How many rows below contain the string "Contacts"? Give only the number.

-- start Available data --

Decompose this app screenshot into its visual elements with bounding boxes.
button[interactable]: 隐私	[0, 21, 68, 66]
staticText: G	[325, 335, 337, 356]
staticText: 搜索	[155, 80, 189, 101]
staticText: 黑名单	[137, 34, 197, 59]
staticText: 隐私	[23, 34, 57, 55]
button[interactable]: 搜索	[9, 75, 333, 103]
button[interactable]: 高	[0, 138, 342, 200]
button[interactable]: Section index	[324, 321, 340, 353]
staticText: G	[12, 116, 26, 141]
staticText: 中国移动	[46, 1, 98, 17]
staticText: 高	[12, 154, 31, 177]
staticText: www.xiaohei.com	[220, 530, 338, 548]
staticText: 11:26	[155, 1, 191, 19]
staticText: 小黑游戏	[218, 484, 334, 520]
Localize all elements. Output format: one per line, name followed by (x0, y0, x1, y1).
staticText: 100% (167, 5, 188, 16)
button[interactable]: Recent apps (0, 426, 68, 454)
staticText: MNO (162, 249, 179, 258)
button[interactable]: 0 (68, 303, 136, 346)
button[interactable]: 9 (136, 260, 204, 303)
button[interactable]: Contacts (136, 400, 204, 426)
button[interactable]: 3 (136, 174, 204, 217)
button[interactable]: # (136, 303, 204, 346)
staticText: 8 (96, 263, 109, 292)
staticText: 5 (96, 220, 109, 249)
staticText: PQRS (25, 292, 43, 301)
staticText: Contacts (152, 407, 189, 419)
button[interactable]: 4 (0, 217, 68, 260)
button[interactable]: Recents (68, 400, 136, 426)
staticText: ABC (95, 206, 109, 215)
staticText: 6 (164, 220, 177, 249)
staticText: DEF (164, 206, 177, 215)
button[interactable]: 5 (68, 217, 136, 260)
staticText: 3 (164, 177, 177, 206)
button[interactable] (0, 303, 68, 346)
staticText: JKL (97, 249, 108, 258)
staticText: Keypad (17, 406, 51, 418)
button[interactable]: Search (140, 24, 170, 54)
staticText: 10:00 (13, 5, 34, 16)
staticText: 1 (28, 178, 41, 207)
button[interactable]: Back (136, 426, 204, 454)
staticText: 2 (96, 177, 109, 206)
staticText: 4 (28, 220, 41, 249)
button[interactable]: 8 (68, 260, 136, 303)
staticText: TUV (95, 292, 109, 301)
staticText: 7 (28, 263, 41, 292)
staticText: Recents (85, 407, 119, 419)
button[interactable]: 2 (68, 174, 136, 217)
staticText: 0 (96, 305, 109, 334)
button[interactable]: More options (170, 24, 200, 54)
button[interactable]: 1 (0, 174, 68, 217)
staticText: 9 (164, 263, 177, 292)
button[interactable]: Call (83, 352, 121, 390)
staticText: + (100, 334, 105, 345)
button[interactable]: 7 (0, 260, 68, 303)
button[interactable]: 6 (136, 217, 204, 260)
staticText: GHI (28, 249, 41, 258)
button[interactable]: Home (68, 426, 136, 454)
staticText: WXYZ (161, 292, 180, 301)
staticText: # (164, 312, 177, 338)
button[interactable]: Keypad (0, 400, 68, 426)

-- end Available data --

**Result of this exercise:** 2